• RECORDED INFORMATION
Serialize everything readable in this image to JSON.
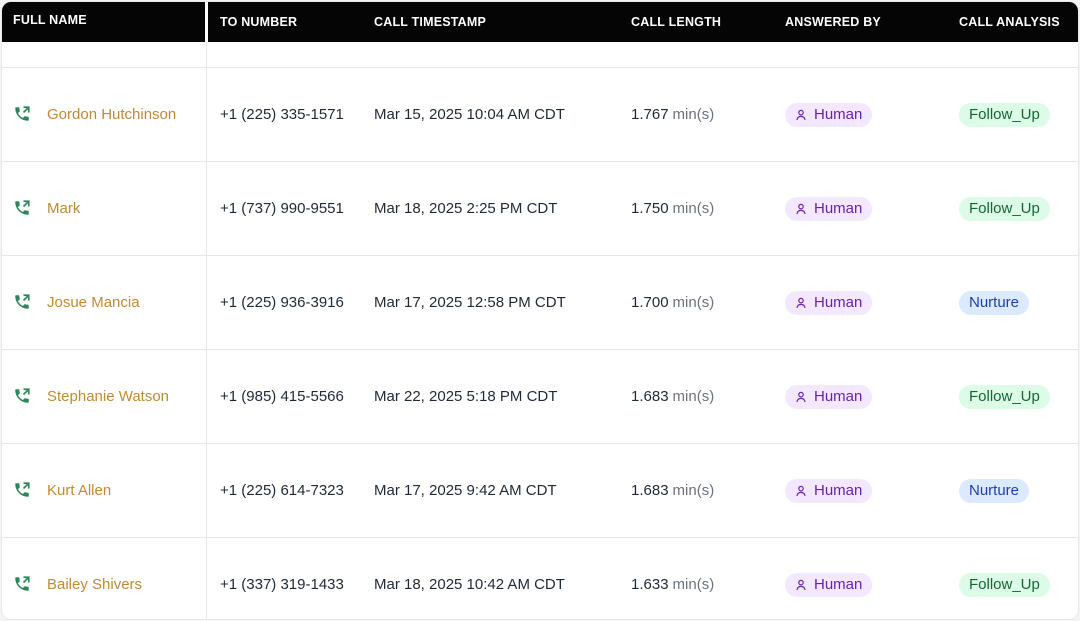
{
  "columns": {
    "full_name": "FULL NAME",
    "to_number": "TO NUMBER",
    "call_timestamp": "CALL TIMESTAMP",
    "call_length": "CALL LENGTH",
    "answered_by": "ANSWERED BY",
    "call_analysis": "CALL ANALYSIS"
  },
  "length_unit": "min(s)",
  "icons": {
    "phone": "phone-outgoing-icon",
    "person": "person-icon"
  },
  "colors": {
    "name": "#c08a33",
    "phone_icon": "#2f855a",
    "human_bg": "#f3e8ff",
    "human_text": "#6b21a8",
    "follow_up_bg": "#dcfce7",
    "follow_up_text": "#166534",
    "nurture_bg": "#dbeafe",
    "nurture_text": "#1e40af"
  },
  "rows": [
    {
      "full_name": "Gordon Hutchinson",
      "to_number": "+1 (225) 335-1571",
      "call_timestamp": "Mar 15, 2025 10:04 AM CDT",
      "call_length": "1.767",
      "answered_by": "Human",
      "call_analysis": "Follow_Up"
    },
    {
      "full_name": "Mark",
      "to_number": "+1 (737) 990-9551",
      "call_timestamp": "Mar 18, 2025 2:25 PM CDT",
      "call_length": "1.750",
      "answered_by": "Human",
      "call_analysis": "Follow_Up"
    },
    {
      "full_name": "Josue Mancia",
      "to_number": "+1 (225) 936-3916",
      "call_timestamp": "Mar 17, 2025 12:58 PM CDT",
      "call_length": "1.700",
      "answered_by": "Human",
      "call_analysis": "Nurture"
    },
    {
      "full_name": "Stephanie Watson",
      "to_number": "+1 (985) 415-5566",
      "call_timestamp": "Mar 22, 2025 5:18 PM CDT",
      "call_length": "1.683",
      "answered_by": "Human",
      "call_analysis": "Follow_Up"
    },
    {
      "full_name": "Kurt Allen",
      "to_number": "+1 (225) 614-7323",
      "call_timestamp": "Mar 17, 2025 9:42 AM CDT",
      "call_length": "1.683",
      "answered_by": "Human",
      "call_analysis": "Nurture"
    },
    {
      "full_name": "Bailey Shivers",
      "to_number": "+1 (337) 319-1433",
      "call_timestamp": "Mar 18, 2025 10:42 AM CDT",
      "call_length": "1.633",
      "answered_by": "Human",
      "call_analysis": "Follow_Up"
    }
  ]
}
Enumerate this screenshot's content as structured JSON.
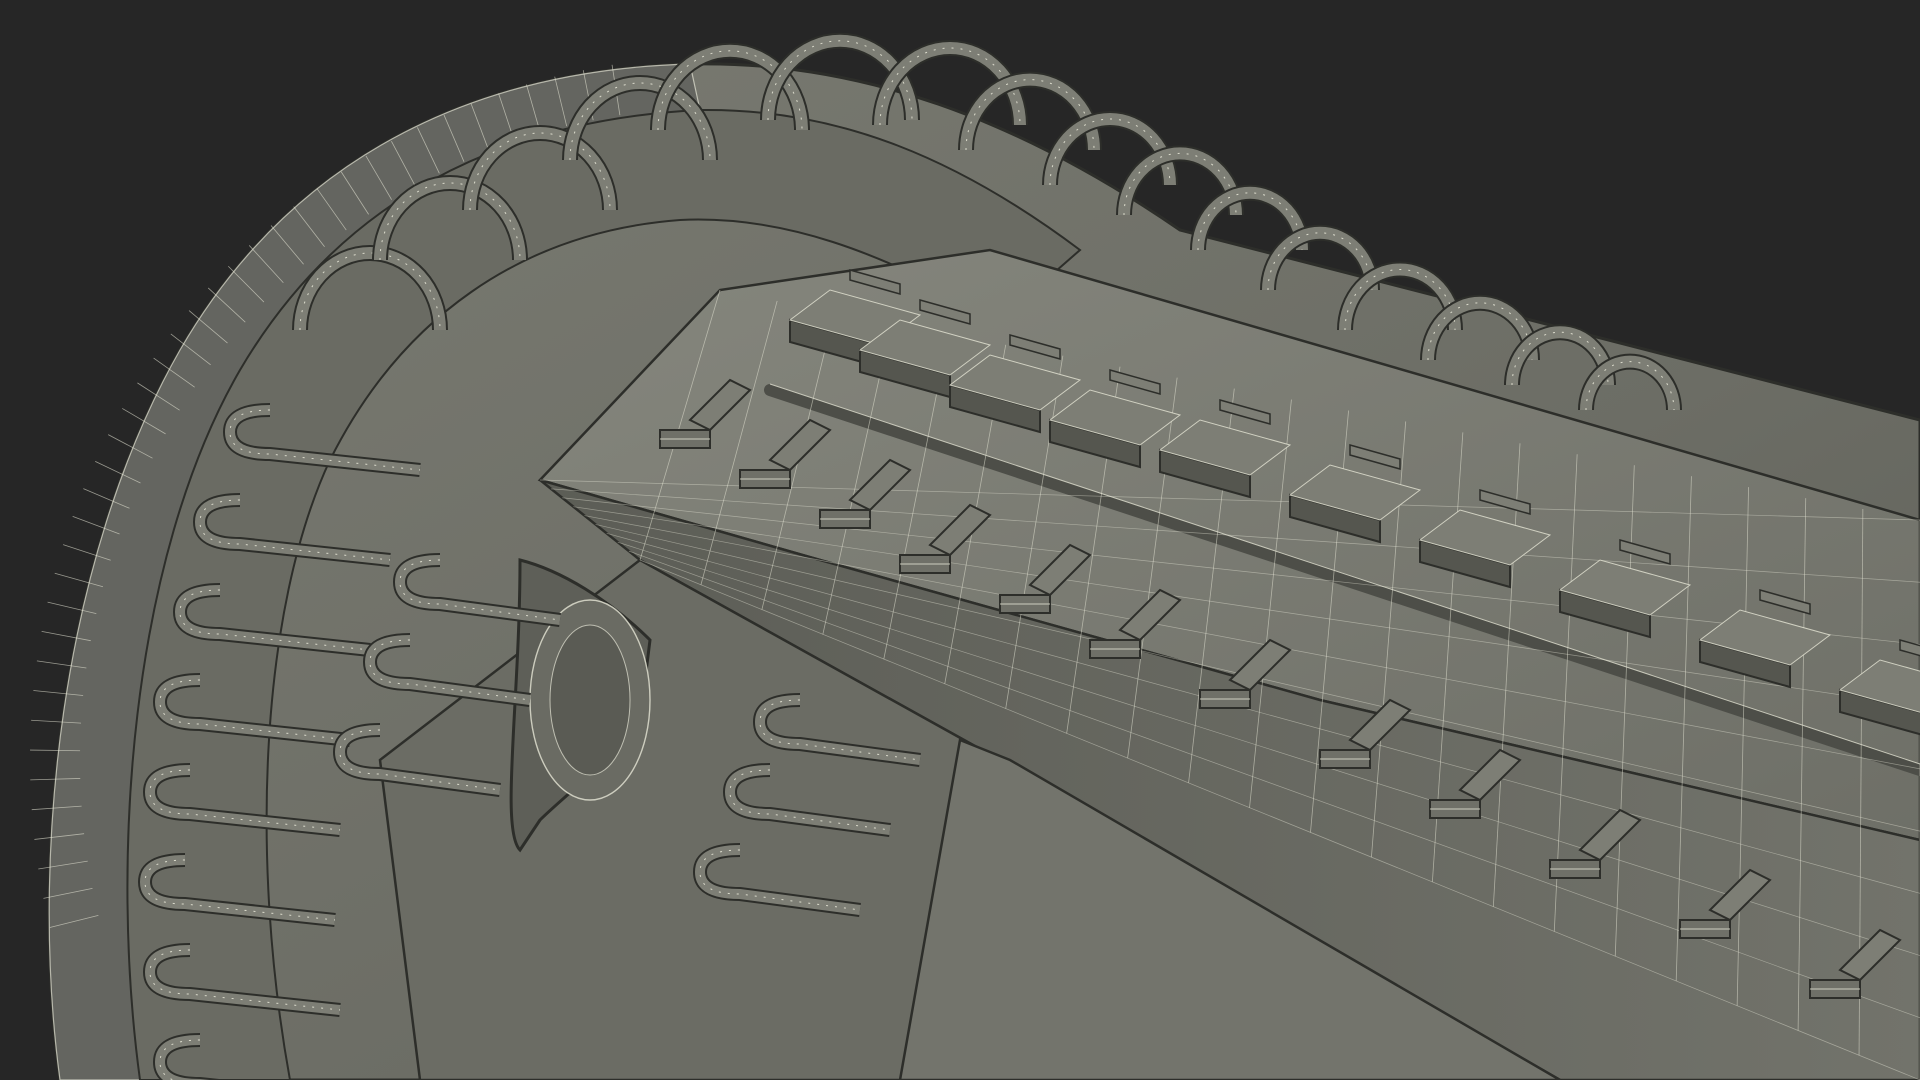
{
  "scene": {
    "subject": "wireframe-3d-model-render",
    "colors": {
      "background": "#262626",
      "surface": "#6f7068",
      "surface_light": "#7d7e75",
      "surface_dark": "#55564f",
      "wire": "#e6e6d6",
      "edge": "#2d2e2a"
    }
  }
}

• EXERCISE
Print each record exactly as it stands, leaving the images out.

• WRITTEN RESPONSE
Serialize everything readable in this image to JSON.
{
  "columns": {
    "full_name": "FULL NAME",
    "to_number": "TO NUMBER",
    "call_timestamp": "CALL TIMESTAMP",
    "call_length": "CALL LENGTH",
    "answered_by": "ANSWERED BY",
    "call_analysis": "CALL ANALYSIS"
  },
  "length_unit": "min(s)",
  "icons": {
    "phone": "phone-outgoing-icon",
    "person": "person-icon"
  },
  "colors": {
    "name": "#c08a33",
    "phone_icon": "#2f855a",
    "human_bg": "#f3e8ff",
    "human_text": "#6b21a8",
    "follow_up_bg": "#dcfce7",
    "follow_up_text": "#166534",
    "nurture_bg": "#dbeafe",
    "nurture_text": "#1e40af"
  },
  "rows": [
    {
      "full_name": "Gordon Hutchinson",
      "to_number": "+1 (225) 335-1571",
      "call_timestamp": "Mar 15, 2025 10:04 AM CDT",
      "call_length": "1.767",
      "answered_by": "Human",
      "call_analysis": "Follow_Up"
    },
    {
      "full_name": "Mark",
      "to_number": "+1 (737) 990-9551",
      "call_timestamp": "Mar 18, 2025 2:25 PM CDT",
      "call_length": "1.750",
      "answered_by": "Human",
      "call_analysis": "Follow_Up"
    },
    {
      "full_name": "Josue Mancia",
      "to_number": "+1 (225) 936-3916",
      "call_timestamp": "Mar 17, 2025 12:58 PM CDT",
      "call_length": "1.700",
      "answered_by": "Human",
      "call_analysis": "Nurture"
    },
    {
      "full_name": "Stephanie Watson",
      "to_number": "+1 (985) 415-5566",
      "call_timestamp": "Mar 22, 2025 5:18 PM CDT",
      "call_length": "1.683",
      "answered_by": "Human",
      "call_analysis": "Follow_Up"
    },
    {
      "full_name": "Kurt Allen",
      "to_number": "+1 (225) 614-7323",
      "call_timestamp": "Mar 17, 2025 9:42 AM CDT",
      "call_length": "1.683",
      "answered_by": "Human",
      "call_analysis": "Nurture"
    },
    {
      "full_name": "Bailey Shivers",
      "to_number": "+1 (337) 319-1433",
      "call_timestamp": "Mar 18, 2025 10:42 AM CDT",
      "call_length": "1.633",
      "answered_by": "Human",
      "call_analysis": "Follow_Up"
    }
  ]
}
Enumerate this screenshot's content as structured JSON.
{
  "scene": {
    "subject": "wireframe-3d-model-render",
    "colors": {
      "background": "#262626",
      "surface": "#6f7068",
      "surface_light": "#7d7e75",
      "surface_dark": "#55564f",
      "wire": "#e6e6d6",
      "edge": "#2d2e2a"
    }
  }
}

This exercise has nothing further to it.